■ **Description of the task**: Resume the biographical passage on Laplace below, continuing after its last sentence.

■ **Extract to read**:
Laplace operator in the context of "Del"

Pierre-Simon, Marquis de Laplace (/ləˈplɑːs/; French: [pjɛʁ simɔ̃ laplas]; 23 March 1749 – 5 March 1827) was a French polymath, a scholar whose work has been instrumental in the fields of physics, astronomy, mathematics, engineering, statistics, and philosophy. He summarized and extended the work of his predecessors in his five-volume Mécanique céleste (Celestial Mechanics) (1799–1825). This work translated the geometric study of classical mechanics to one based on calculus, opening up a broader range of problems. Laplace also popularized and further confirmed Sir Isaac Newton's work. In statistics, the Bayesian interpretation of probability was developed mainly by Laplace.

Laplace formulated Laplace's equation, and pioneered the Laplace transform which appears in many branches of mathematical physics, a field that he took a leading role in forming. The Laplacian differential operator, widely used in mathematics, is also named after him. He restated and developed the nebular hypothesis of the origin of the Solar System and was one of the first scientists to suggest an idea similar to that of a black hole, with Stephen Hawking stating that "Laplace essentially predicted the existence of black holes". He originated Laplace's demon, which is a hypothetical all-predicting intellect. He also refined Newton's calculation of the speed of sound to derive a more accurate measurement.

■ **Raw data**:
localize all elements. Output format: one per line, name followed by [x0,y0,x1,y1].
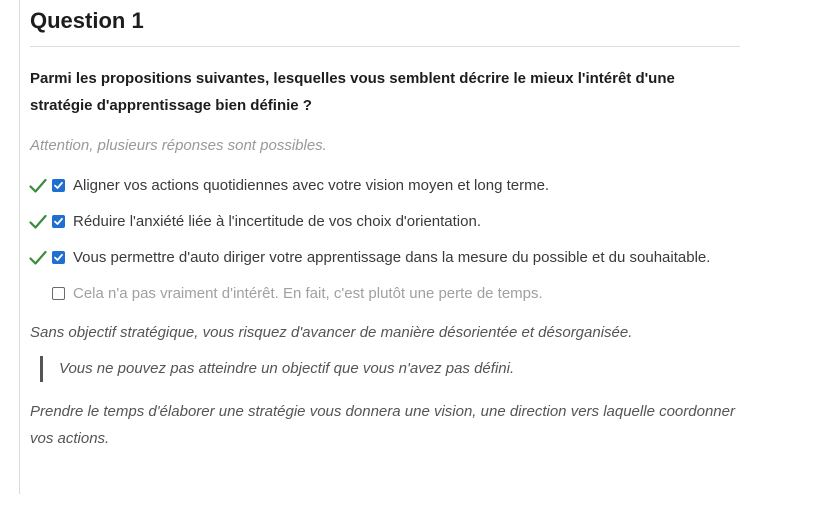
question-title: Question 1 [30,0,740,47]
feedback-text-1: Sans objectif stratégique, vous risquez … [30,324,633,341]
answer-checkbox-4[interactable] [52,287,65,300]
question-panel: Question 1 Parmi les propositions suivan… [29,0,740,452]
answer-option-3: Vous permettre d'auto diriger votre appr… [29,244,713,271]
answer-options: Aligner vos actions quotidiennes avec vo… [29,172,740,307]
answer-label-4: Cela n'a pas vraiment d'intérêt. En fait… [73,285,543,302]
answer-checkbox-3[interactable] [52,251,65,264]
correct-check-icon [29,250,47,265]
left-border-rule [19,0,20,494]
feedback-quote: Vous ne pouvez pas atteindre un objectif… [40,356,740,382]
checkbox-tick-icon [54,181,63,189]
checkbox-tick-icon [54,217,63,225]
correct-check-icon [29,214,47,229]
answer-label-3: Vous permettre d'auto diriger votre appr… [73,249,711,266]
checkbox-tick-icon [54,253,63,261]
question-text: Parmi les propositions suivantes, lesque… [30,70,675,114]
answer-checkbox-1[interactable] [52,179,65,192]
correct-check-icon [29,178,47,193]
question-hint: Attention, plusieurs réponses sont possi… [30,137,327,154]
answer-option-2: Réduire l'anxiété liée à l'incertitude d… [29,208,713,235]
feedback-text-2: Prendre le temps d'élaborer une stratégi… [30,403,735,447]
answer-checkbox-2[interactable] [52,215,65,228]
answer-label-2: Réduire l'anxiété liée à l'incertitude d… [73,213,481,230]
answer-option-4: Cela n'a pas vraiment d'intérêt. En fait… [30,280,713,307]
answer-label-1: Aligner vos actions quotidiennes avec vo… [73,177,550,194]
answer-option-1: Aligner vos actions quotidiennes avec vo… [29,172,713,199]
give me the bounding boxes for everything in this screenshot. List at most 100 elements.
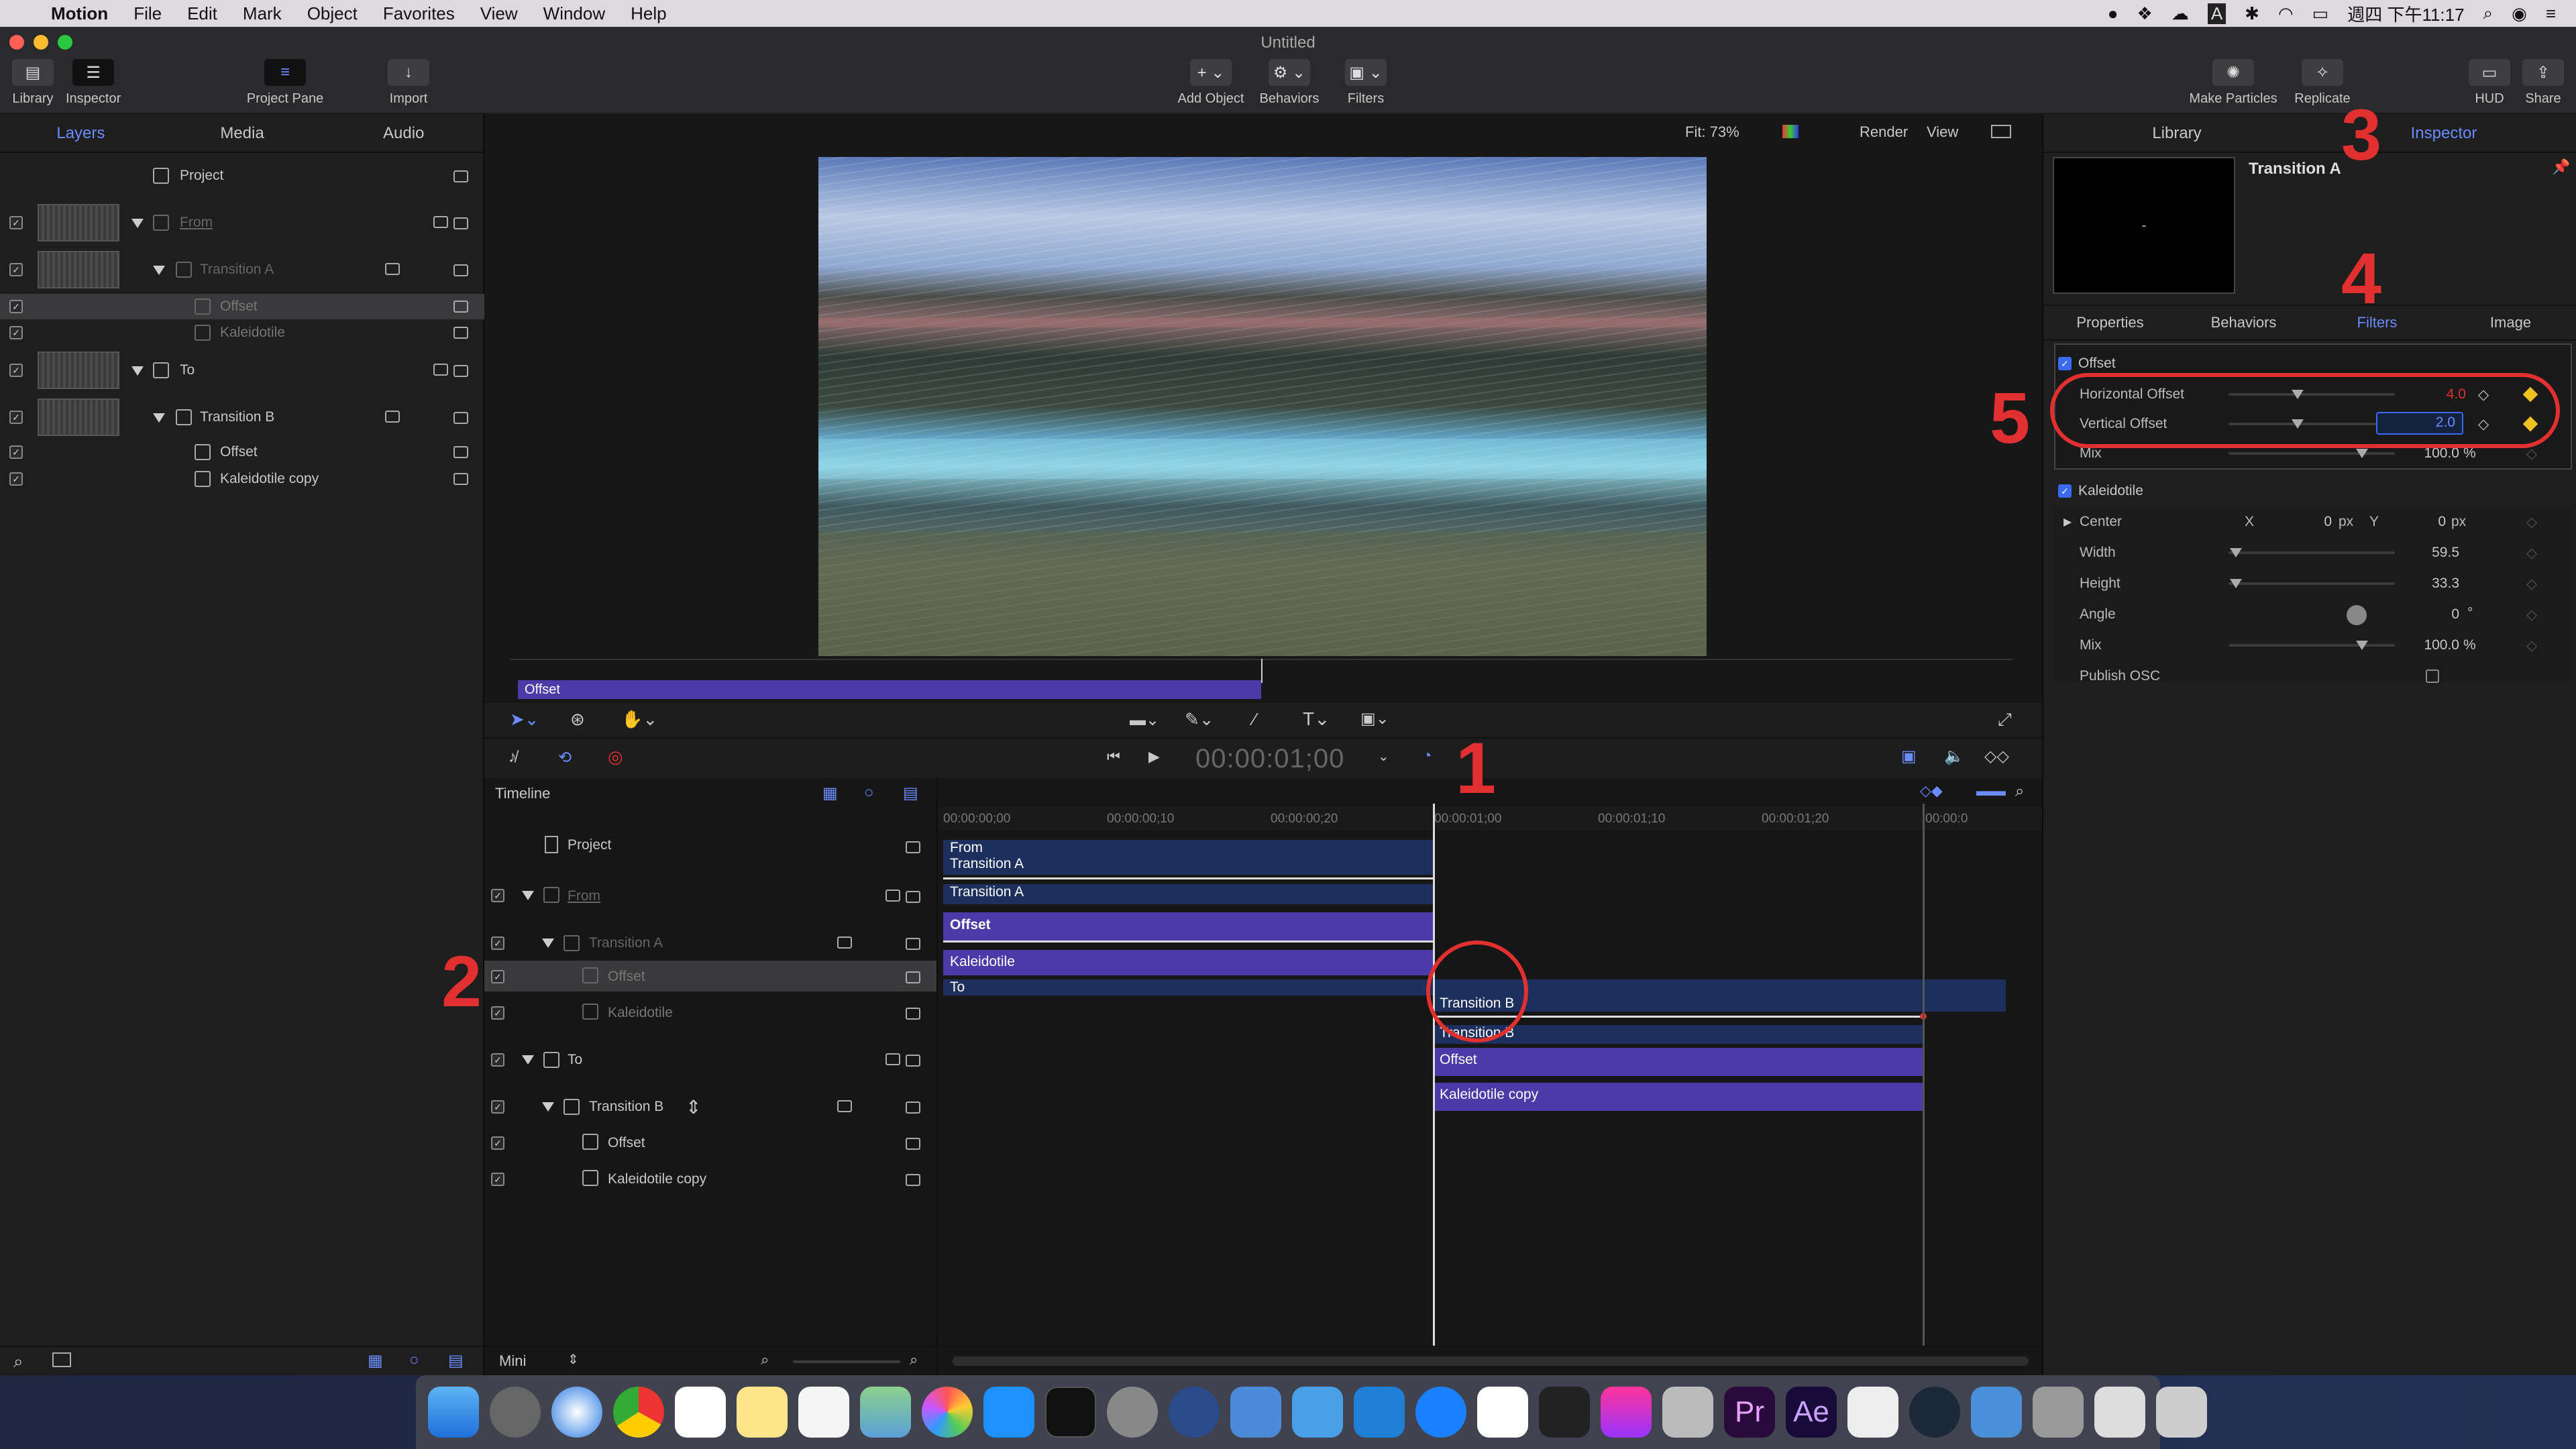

■ **Output of the task**:
In mathematics and physics, Laplace's equation is a second-order partial differential equation named after Pierre-Simon Laplace, who first studied its properties in 1786. This is often written as$${\displaystyle \nabla ^{2}\!f=0}$$ or $${\displaystyle \Delta f=0,}$$where ${\displaystyle \Delta =\nabla \cdot \nabla =\nabla ^{2}}$ is the Laplace operator, ${\displaystyle \nabla \cdot }$ is the divergence operator (also symbolized "div"), ${\displaystyle \nabla }$ is the gradient operator (also symbolized "grad"), and ${\displaystyle f(x,y,z)}$ is a twice-differentiable real-valued function. The Laplace operator therefore maps a scalar function to another scalar function.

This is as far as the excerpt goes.